» Work to do: Copy each line below that contains "sujet".

== Records provided

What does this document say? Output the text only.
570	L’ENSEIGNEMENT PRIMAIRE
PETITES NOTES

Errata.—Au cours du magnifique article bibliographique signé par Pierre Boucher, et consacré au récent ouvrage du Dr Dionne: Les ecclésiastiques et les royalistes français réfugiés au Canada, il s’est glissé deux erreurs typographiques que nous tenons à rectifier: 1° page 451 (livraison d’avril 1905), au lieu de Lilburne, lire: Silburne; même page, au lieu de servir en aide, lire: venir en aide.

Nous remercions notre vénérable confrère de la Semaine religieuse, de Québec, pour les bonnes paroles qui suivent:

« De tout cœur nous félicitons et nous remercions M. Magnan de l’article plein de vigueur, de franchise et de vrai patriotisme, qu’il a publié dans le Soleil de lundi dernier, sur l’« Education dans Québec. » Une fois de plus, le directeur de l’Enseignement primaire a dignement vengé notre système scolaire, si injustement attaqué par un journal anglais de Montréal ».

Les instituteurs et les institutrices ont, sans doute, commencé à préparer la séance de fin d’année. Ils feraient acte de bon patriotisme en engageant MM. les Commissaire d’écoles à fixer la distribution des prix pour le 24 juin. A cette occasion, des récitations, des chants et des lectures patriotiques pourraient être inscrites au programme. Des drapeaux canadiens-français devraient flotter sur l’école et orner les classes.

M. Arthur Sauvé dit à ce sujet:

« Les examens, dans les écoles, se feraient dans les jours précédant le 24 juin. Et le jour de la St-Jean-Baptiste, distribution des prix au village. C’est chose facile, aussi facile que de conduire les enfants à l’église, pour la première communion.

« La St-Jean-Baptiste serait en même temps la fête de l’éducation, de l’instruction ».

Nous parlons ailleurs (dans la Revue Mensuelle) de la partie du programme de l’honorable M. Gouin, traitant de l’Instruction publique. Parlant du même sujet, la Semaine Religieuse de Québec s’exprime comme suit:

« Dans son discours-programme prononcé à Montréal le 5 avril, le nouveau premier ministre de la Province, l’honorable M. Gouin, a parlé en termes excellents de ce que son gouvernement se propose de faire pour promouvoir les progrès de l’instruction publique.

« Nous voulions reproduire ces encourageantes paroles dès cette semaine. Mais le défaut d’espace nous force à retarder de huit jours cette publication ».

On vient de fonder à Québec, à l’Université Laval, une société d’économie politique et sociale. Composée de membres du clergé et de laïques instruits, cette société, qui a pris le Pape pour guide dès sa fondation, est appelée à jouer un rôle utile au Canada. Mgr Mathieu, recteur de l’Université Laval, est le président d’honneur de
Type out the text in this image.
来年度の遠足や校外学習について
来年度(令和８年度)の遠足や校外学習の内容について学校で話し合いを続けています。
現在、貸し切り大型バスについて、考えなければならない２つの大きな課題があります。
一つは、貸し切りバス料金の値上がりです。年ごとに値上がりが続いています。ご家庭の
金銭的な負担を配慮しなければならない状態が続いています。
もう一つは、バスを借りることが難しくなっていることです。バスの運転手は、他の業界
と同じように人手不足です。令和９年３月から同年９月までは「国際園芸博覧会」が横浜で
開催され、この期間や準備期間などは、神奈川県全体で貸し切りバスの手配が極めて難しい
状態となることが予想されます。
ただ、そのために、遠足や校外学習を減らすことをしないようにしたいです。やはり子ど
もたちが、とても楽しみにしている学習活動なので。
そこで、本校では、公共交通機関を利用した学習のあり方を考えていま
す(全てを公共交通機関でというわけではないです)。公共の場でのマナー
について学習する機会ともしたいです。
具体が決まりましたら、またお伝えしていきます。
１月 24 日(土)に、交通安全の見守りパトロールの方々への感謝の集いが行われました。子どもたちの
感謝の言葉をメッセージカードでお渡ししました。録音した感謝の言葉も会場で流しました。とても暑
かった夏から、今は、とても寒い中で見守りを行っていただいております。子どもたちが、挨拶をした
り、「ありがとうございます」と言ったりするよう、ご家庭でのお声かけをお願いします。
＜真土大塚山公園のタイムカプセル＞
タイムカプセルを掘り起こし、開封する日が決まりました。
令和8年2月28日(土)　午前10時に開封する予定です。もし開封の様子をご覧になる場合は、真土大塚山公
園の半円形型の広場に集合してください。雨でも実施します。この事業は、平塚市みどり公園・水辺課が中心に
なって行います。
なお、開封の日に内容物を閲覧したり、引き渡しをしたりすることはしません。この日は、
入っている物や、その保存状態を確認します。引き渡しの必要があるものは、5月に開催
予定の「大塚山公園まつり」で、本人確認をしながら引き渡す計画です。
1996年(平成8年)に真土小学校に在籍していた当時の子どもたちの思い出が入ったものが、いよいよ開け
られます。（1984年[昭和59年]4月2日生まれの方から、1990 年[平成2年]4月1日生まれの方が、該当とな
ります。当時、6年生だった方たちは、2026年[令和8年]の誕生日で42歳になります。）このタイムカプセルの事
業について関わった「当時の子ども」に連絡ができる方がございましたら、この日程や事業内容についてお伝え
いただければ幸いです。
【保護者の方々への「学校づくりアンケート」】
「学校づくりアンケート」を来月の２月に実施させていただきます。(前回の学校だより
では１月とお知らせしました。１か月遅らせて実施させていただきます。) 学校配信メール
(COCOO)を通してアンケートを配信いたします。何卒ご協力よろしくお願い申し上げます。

====

» The reply:
M. Arthur Sauvé dit à ce sujet:
Nous parlons ailleurs (dans la Revue Mensuelle) de la partie du programme de l’honorable M. Gouin, traitant de l’Instruction publique. Parlant du même sujet, la Semaine Religieuse de Québec s’exprime comme suit:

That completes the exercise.